AUTOANISTIA: uma violência inconstitucional e inconvencionaldo delinquente a fim gerar sua impunidade

Por: José Geraldo de Sousa Junior (*) – Jornal Brasil Popular/DF

O tema se faz urgente porque foi publicado para consulta pública, nos termos regimentais, o PROJETO DE LEI nº 5064 de 2023 (PL 5064/2023), que concede anistia aos acusados e condenados pelos crimes definidos nos arts. 359-L e 359-M do Decreto-Lei nº 2.848, de 7 de dezembro de 1940 – Código Penal, em razão das manifestações ocorridas em Brasília, na Praça dos Três Poderes, no dia 8 de janeiro de 2023.

A autoria da proposição é do General-Senador Hamilton Mourão (REPUBLICANOS/RS), sabidamente, basta conferir seus atos e pronunciamentos, um possível beneficiário futuro a depender do curso das investigações e dos indiciamentos, assim como de seu anterior superior no governo, a quem serviu e escudou com fidelidade.

Curiosamente o projeto exclui da anistia os executores dos delitos e serve de escapismo complacente, aos que dele se beneficiam ou se beneficiarão. É a lição de Maquiavel: “para os amigos tudo; para os inimigos a lei”. Diz o projeto: “Esta Lei não alcança as acusações e as condenações pelos crimes de dano qualificado, deterioração de patrimônio tombado e associação criminosa, porventura ocorridas em razão das manifestações indicadas no caput deste artigo”.

A justificativa do projeto é um acinte à dignidade da política e uma afronta à Justiça: “As manifestações ocorridas no dia 8 de janeiro de 2023, em Brasília, constituem conduta deplorável, que merece nossa reprovação, pelo nítido caráter antidemocrático do movimento. Todavia, não se pode apenar indistintamente aqueles manifestantes, pois a maioria não agiu em comunhão de desígnios. Ocorre que os órgãos de persecução penal não têm conseguido individualizar as condutas praticadas por cada um dos manifestantes. Diante dessa realidade, é inconcebível que sejam acusados e condenados indistintamente por crimes de golpe de Estado e abolição violenta do Estado Democrático de Direito”.
- - -
◆ Tarefas propostas:
**a)** Segundo o texto sobre a anistia do PL 5064/2023, quem é o autor da proposição?
**b)** Dê continuidade ao texto sobre a anistia do PL 5064/2023 a partir do ponto em que ele termina.

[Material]
- - -
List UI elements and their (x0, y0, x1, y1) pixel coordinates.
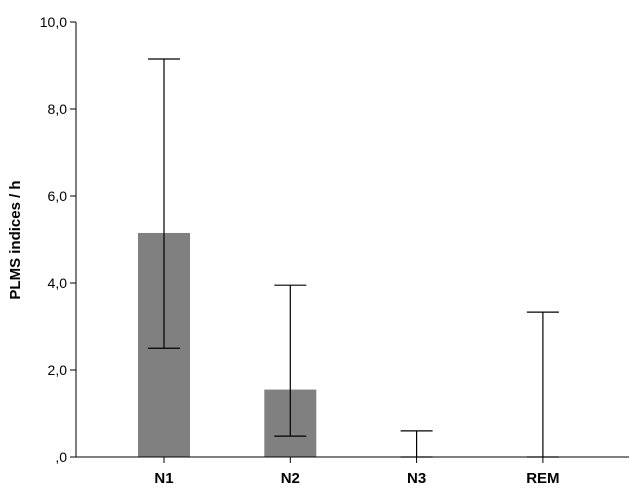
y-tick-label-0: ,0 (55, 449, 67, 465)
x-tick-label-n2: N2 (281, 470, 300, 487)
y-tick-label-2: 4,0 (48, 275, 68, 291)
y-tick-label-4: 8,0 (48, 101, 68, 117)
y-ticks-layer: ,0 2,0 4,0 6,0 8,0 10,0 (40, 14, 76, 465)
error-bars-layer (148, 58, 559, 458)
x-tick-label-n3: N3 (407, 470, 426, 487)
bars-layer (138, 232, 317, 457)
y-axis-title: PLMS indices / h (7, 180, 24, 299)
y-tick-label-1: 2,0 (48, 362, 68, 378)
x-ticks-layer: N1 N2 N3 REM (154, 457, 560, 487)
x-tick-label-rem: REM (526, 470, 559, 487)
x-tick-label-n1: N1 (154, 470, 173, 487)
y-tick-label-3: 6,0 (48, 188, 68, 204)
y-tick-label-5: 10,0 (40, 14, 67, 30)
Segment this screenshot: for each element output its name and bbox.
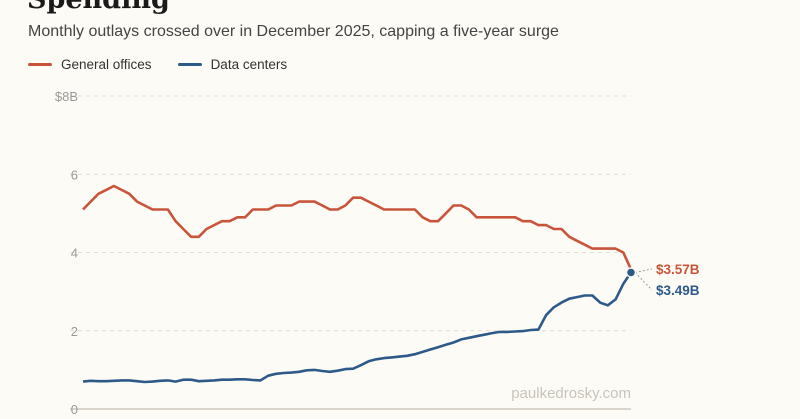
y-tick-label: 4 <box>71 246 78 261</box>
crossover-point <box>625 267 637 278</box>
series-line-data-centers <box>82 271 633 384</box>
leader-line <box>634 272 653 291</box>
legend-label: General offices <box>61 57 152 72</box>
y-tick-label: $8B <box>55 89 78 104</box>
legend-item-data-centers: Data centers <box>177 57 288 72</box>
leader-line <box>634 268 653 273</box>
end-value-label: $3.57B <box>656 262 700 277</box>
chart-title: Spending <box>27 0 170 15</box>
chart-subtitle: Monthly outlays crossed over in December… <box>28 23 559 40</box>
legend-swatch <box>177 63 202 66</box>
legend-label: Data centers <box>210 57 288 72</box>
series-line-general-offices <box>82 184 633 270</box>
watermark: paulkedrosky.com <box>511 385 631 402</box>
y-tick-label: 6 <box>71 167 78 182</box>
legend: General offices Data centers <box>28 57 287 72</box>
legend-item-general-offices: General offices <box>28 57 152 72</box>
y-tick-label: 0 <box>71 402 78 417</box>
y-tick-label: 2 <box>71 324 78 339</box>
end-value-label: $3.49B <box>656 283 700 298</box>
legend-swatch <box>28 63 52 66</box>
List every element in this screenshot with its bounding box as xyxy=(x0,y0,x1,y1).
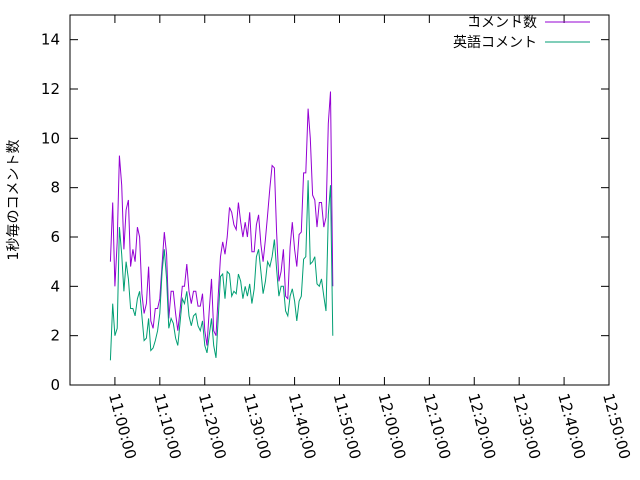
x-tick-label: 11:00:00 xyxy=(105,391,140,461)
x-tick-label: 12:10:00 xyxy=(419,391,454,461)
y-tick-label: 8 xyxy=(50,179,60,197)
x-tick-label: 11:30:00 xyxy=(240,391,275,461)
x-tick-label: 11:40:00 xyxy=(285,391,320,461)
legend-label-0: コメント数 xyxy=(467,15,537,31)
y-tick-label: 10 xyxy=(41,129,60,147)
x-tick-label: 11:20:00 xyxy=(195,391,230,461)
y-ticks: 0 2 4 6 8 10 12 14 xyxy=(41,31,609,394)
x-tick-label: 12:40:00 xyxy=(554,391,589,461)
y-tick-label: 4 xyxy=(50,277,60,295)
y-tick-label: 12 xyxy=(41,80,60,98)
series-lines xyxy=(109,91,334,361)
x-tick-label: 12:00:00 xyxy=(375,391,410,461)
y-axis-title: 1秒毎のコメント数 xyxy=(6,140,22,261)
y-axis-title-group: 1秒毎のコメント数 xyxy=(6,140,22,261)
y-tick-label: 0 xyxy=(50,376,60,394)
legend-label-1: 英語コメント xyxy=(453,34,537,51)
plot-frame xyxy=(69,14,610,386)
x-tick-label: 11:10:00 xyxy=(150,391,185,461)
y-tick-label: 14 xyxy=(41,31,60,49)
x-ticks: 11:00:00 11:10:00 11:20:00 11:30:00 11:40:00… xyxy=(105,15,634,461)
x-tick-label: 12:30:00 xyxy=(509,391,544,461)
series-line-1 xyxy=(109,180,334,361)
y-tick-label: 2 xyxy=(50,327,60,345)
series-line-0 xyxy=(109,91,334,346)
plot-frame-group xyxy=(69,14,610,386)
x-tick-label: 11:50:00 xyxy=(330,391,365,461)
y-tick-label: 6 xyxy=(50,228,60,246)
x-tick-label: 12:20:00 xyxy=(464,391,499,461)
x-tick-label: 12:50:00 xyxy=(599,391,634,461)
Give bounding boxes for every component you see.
- - -
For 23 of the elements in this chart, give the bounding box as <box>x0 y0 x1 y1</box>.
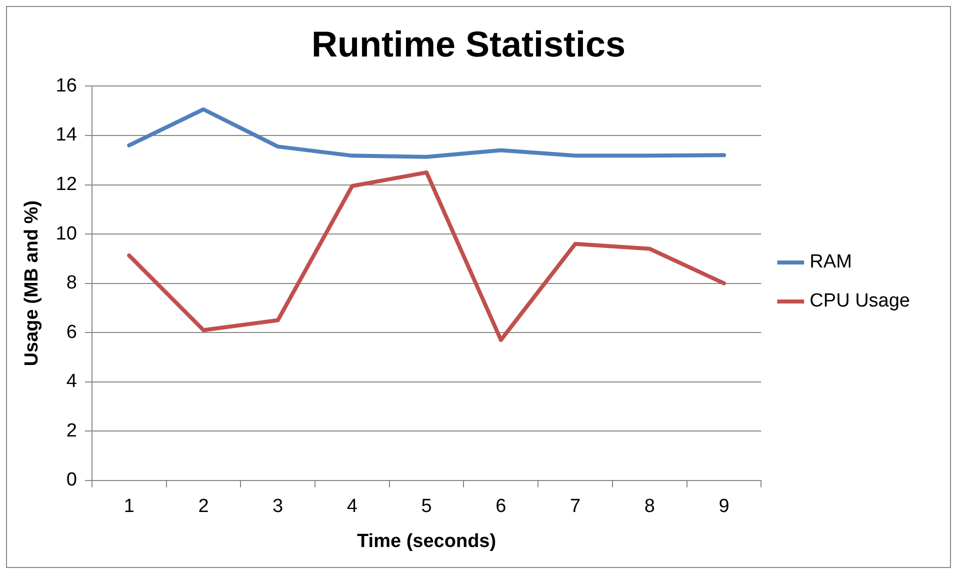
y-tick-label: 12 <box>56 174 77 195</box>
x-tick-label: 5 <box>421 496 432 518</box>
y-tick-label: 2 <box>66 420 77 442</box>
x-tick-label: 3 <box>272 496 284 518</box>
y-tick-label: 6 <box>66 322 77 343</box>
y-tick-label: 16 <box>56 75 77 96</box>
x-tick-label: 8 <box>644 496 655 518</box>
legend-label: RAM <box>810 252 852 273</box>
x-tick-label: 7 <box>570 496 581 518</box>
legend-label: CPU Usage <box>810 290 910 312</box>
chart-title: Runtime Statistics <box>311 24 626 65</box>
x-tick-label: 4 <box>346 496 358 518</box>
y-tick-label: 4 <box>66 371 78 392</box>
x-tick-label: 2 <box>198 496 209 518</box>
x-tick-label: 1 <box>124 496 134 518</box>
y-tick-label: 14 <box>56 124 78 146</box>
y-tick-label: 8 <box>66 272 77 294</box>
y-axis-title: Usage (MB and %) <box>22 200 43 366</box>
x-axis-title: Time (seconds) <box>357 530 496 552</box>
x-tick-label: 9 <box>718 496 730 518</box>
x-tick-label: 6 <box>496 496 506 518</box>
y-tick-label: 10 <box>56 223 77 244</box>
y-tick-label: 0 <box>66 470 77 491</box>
- - -
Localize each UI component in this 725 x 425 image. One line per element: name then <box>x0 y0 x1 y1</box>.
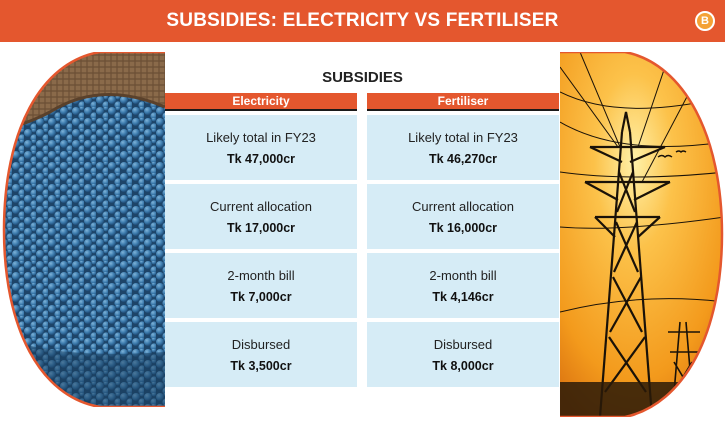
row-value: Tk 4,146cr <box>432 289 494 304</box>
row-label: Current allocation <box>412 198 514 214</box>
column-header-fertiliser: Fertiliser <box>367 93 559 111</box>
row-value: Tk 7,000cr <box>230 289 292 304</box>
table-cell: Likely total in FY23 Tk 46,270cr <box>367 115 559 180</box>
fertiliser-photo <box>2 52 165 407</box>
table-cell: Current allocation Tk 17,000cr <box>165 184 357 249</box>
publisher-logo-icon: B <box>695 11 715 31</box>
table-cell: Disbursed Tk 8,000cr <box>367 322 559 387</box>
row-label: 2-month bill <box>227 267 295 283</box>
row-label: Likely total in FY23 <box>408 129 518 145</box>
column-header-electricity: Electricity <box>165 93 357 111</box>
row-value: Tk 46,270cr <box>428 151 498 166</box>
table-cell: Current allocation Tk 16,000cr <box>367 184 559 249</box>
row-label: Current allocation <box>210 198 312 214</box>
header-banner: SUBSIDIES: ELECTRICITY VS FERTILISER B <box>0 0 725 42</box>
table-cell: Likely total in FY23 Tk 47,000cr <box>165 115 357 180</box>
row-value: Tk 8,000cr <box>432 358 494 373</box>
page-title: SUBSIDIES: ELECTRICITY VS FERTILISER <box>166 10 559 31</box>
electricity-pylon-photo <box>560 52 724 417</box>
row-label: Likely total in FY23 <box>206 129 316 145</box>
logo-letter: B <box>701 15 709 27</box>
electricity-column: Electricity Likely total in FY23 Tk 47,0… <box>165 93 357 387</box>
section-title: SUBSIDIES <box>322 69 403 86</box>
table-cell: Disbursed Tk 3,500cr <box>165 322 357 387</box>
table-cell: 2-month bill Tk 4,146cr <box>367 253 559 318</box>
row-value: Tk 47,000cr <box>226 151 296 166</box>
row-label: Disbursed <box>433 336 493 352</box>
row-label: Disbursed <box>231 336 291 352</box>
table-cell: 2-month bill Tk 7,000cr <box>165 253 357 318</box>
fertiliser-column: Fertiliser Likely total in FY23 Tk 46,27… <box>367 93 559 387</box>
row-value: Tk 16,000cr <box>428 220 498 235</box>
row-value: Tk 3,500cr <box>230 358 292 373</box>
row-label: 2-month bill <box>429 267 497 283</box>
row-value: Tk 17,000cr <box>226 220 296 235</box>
- - -
◆ Resultados por tarefa:
**a)** O General-Senador Hamilton Mourão (REPUBLICANOS/RS).

**b)**
Simultaneamente, uma confissão e uma mobilização, sem justa causa e sem base constitucional ou convencional ((sistema internacional de direitos, especialmente Corte Interamericana de Direitos Humanos), para impor silêncio perpétuo à delinquência que tolerou.

Retiro a expressão silêncio perpétuo, de tese que estou lendo para defesa ainda neste mês de setembro (Mauro Almeida Noleto. Silêncio Perpétuo? Anistia e transição política no Brasil (República Velha e Era Vargas).Faculdade de Direito da UnB. Há um recorte temporal na tese, para cumprir cronograma de apresentação do trabalho. Mas a consideração do autor, na tese, é atemporal: “ao comandar reiterada e sucessivamente o esquecimento de um passado de conflitos políticos e de repressão violenta (os ‘crimes conexos’, as anistias editadas em momentos de transição de regimes no Brasil acabaram por acomodar e camuflar a presença (ou a ameaça) da exceção e do arbítrio na ordem constitucional”.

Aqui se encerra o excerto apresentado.